* **WORK TO COMPLETE**:
List each line holding the string "Engström".

* **LISTED ENTRIES**:
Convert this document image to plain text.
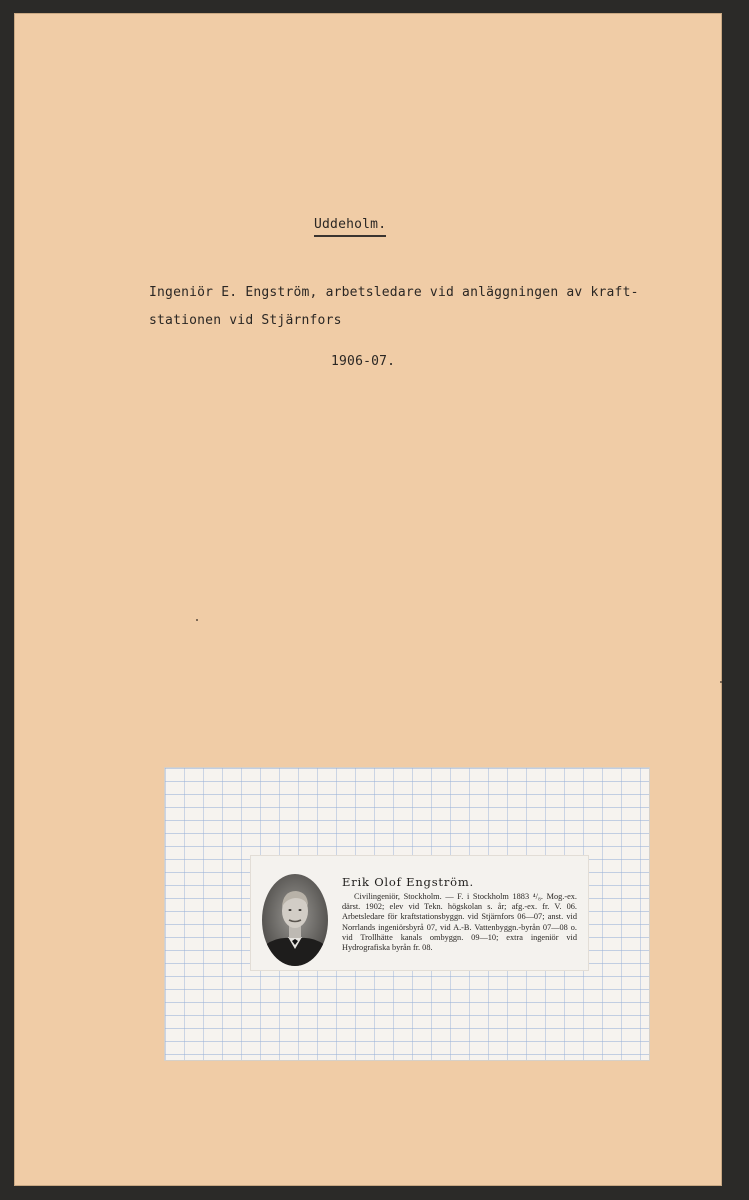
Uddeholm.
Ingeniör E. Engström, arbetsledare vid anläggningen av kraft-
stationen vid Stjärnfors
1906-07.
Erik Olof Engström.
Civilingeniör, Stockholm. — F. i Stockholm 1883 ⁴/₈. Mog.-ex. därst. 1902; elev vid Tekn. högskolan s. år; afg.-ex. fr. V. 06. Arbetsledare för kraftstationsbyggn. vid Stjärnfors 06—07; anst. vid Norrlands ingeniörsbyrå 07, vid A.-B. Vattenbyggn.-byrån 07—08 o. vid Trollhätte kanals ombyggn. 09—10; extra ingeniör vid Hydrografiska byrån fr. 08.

* **FINAL ANSWER**:
Ingeniör E. Engström, arbetsledare vid anläggningen av kraft-
Erik Olof Engström.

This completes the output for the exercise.